• **AIM OF THE EXERCISE**: Pull every line containing the word "ylabel" out of the material below.

• **RECORD SET**:
■ ■ ■ ■ ■ ■ ■

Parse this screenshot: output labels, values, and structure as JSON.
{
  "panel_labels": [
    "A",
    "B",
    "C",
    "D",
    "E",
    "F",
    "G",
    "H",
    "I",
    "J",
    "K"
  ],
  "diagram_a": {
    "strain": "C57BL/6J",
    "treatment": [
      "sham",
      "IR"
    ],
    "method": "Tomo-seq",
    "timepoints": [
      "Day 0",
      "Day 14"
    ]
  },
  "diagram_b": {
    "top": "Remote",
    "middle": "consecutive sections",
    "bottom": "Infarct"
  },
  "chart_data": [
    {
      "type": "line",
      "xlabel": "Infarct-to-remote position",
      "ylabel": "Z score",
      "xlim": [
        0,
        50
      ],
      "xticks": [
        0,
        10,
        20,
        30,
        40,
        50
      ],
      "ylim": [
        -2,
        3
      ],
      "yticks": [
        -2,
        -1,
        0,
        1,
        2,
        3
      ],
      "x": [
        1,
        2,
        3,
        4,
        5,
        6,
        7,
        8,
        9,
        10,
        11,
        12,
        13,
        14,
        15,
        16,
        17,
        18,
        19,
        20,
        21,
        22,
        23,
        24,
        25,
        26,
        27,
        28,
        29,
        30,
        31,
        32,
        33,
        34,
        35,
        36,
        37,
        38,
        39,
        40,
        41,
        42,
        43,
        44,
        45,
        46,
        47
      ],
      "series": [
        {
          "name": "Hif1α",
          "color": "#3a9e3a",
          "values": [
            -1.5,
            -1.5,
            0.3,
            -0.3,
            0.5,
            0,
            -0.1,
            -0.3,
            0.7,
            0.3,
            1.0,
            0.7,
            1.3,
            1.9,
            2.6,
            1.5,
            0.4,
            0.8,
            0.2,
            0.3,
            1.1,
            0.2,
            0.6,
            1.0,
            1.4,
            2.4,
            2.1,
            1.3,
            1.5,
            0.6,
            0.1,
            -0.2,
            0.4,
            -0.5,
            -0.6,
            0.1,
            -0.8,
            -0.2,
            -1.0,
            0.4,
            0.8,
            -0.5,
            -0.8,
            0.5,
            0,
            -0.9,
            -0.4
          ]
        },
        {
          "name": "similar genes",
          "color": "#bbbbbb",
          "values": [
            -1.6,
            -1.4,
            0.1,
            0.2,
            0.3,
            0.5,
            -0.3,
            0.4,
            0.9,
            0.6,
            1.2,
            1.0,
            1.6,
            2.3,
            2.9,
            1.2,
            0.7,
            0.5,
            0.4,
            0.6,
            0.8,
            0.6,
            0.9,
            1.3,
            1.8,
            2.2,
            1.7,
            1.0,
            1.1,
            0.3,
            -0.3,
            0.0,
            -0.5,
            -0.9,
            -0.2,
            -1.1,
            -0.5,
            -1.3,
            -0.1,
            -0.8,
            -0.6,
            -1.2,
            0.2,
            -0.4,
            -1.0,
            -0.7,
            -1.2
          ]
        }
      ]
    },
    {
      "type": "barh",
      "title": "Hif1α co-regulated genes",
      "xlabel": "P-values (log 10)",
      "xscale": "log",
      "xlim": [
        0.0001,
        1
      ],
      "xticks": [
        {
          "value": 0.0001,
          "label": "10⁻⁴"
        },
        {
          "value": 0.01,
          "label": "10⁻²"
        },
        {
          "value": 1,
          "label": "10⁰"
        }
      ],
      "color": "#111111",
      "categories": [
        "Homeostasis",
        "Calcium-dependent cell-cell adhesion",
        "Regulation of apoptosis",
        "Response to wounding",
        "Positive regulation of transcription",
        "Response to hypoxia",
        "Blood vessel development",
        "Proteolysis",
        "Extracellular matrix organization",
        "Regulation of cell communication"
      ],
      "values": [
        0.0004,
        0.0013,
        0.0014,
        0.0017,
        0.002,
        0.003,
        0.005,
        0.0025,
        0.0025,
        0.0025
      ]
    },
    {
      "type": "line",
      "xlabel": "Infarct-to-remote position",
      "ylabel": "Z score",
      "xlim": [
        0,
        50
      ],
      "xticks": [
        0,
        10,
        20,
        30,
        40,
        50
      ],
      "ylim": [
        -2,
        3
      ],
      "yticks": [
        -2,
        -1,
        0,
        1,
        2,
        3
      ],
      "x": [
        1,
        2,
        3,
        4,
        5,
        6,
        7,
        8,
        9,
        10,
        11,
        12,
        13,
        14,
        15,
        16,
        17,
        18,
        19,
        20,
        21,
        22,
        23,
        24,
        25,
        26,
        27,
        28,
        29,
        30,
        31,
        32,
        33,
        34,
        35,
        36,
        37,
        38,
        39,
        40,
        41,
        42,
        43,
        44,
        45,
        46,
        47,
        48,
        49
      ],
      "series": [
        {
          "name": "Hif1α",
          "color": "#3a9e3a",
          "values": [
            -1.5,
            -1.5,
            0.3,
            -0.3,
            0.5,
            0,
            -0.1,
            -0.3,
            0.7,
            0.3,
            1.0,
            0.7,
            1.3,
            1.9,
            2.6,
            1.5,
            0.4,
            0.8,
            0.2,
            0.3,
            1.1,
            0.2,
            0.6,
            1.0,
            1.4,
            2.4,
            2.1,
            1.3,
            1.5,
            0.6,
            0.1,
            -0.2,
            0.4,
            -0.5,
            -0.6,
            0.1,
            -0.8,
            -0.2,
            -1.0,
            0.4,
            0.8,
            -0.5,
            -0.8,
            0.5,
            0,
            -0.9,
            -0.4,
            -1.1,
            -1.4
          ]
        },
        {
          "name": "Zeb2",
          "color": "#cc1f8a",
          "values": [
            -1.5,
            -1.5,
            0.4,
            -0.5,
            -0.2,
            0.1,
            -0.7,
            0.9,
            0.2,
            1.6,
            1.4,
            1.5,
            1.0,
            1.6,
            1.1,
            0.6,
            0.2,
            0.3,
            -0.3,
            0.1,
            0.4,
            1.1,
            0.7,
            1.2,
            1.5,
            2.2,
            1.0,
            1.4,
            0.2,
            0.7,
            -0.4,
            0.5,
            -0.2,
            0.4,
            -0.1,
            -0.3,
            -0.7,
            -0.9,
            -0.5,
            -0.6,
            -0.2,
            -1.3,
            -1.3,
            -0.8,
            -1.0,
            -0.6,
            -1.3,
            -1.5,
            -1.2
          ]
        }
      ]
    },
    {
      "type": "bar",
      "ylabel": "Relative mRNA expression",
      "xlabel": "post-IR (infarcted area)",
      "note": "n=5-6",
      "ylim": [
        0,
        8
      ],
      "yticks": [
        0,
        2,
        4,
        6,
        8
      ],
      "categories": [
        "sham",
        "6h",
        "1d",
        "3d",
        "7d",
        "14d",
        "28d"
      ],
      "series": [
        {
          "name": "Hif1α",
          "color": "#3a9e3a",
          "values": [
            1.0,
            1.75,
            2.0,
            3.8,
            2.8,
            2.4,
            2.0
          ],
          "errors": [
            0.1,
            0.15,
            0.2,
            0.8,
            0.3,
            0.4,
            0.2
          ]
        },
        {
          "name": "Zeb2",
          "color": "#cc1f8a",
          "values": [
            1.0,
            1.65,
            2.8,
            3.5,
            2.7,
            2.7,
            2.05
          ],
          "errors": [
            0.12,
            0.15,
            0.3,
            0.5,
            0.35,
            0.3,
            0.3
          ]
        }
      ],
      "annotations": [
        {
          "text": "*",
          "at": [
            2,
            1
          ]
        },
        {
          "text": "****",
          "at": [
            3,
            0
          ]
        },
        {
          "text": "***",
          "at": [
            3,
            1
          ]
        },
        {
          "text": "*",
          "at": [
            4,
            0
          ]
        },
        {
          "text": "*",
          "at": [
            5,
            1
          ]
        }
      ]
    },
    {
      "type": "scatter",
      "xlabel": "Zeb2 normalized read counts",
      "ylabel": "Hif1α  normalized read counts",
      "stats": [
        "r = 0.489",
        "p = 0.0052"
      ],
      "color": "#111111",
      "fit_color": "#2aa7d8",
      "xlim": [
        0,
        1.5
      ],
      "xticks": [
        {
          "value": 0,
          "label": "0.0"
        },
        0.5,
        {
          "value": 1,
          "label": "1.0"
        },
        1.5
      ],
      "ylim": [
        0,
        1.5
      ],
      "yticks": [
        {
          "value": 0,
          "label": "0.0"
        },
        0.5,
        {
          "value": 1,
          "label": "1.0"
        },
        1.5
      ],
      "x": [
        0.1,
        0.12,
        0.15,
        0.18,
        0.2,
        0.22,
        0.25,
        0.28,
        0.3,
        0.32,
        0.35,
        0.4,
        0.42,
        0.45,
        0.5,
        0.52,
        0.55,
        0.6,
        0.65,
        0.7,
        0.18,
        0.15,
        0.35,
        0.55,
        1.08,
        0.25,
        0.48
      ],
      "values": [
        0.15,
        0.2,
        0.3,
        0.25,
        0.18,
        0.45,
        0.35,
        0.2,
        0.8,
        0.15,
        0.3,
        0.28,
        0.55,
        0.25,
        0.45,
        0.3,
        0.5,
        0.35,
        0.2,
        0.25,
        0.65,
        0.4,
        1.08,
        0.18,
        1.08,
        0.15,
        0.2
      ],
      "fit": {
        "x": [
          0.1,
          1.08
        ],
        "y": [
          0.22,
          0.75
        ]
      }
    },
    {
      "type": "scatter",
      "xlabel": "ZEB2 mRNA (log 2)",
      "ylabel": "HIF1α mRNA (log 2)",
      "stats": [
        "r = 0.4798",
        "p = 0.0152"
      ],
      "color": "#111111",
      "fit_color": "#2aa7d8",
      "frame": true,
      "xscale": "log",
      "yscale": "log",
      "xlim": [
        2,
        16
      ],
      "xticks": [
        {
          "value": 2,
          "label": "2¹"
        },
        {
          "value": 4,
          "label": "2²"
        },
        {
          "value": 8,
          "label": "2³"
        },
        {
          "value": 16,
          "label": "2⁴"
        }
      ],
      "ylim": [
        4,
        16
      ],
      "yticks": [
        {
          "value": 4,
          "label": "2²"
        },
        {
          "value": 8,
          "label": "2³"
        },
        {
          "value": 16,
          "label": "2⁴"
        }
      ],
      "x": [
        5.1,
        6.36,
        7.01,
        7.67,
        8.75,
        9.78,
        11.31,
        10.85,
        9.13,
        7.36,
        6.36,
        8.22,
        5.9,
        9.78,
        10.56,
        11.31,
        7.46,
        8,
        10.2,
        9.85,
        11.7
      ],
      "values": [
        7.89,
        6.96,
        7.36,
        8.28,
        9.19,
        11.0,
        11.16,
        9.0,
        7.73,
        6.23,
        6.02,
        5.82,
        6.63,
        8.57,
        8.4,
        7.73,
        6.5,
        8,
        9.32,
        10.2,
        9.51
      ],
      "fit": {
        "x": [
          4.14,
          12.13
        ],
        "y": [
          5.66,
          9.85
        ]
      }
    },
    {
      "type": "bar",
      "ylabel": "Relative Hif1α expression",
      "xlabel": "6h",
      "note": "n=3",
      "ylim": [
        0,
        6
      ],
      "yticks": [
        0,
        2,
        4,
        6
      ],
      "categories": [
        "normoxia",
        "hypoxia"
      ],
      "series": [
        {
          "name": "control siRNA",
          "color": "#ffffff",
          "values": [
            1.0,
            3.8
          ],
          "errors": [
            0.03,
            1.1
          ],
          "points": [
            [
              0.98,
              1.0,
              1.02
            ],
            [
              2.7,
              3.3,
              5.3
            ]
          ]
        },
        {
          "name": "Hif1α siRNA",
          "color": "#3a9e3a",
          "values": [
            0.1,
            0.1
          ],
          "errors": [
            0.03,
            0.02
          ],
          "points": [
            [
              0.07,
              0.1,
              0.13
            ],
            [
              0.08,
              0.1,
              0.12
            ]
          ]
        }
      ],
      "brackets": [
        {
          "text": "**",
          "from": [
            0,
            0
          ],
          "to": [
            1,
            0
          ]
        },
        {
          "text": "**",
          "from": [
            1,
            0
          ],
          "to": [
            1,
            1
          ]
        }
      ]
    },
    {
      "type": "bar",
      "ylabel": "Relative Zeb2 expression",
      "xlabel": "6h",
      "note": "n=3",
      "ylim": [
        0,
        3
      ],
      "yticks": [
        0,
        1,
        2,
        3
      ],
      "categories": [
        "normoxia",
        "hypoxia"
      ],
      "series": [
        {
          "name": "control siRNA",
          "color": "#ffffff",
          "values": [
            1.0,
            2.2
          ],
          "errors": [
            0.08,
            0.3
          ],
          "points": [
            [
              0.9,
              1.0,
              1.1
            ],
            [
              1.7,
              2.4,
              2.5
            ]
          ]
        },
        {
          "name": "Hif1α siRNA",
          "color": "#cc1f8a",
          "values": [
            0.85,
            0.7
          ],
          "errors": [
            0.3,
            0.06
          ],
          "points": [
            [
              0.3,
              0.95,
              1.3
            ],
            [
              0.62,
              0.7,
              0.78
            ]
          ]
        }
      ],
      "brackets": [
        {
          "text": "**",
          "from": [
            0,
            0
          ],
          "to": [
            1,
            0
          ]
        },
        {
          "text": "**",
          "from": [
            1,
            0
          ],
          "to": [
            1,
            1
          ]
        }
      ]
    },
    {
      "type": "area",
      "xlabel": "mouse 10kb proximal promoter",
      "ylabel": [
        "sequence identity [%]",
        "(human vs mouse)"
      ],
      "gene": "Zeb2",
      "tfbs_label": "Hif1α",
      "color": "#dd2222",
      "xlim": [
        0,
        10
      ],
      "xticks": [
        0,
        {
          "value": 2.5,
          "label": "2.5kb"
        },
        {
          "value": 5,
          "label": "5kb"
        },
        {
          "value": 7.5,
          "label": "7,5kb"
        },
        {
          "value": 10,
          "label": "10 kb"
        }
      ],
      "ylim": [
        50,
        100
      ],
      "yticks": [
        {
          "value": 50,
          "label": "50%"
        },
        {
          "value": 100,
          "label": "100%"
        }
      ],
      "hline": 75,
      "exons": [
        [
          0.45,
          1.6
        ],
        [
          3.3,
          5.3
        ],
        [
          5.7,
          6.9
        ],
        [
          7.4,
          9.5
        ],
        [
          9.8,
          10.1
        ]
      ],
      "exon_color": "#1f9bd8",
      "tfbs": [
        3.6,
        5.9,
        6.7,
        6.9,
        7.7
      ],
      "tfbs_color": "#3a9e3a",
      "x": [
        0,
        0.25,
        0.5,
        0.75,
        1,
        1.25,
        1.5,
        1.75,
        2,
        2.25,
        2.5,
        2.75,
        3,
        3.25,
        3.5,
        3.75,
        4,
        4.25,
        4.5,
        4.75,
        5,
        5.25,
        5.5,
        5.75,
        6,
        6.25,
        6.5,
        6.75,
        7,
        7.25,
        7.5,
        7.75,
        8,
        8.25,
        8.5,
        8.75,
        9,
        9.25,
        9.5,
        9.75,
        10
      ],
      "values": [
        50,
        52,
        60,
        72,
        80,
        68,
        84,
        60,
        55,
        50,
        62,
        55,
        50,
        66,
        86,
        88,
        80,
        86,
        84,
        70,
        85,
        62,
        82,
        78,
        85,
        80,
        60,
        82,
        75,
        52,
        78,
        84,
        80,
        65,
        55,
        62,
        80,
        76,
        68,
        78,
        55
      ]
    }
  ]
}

■ ■ ■ ■ ■ ■ ■

• **ANSWER BOX**:
      "ylabel": "Z score",
      "ylabel": "Z score",
      "ylabel": "Relative mRNA expression",
      "ylabel": "Hif1α  normalized read counts",
      "ylabel": "HIF1α mRNA (log 2)",
      "ylabel": "Relative Hif1α expression",
      "ylabel": "Relative Zeb2 expression",
      "ylabel": [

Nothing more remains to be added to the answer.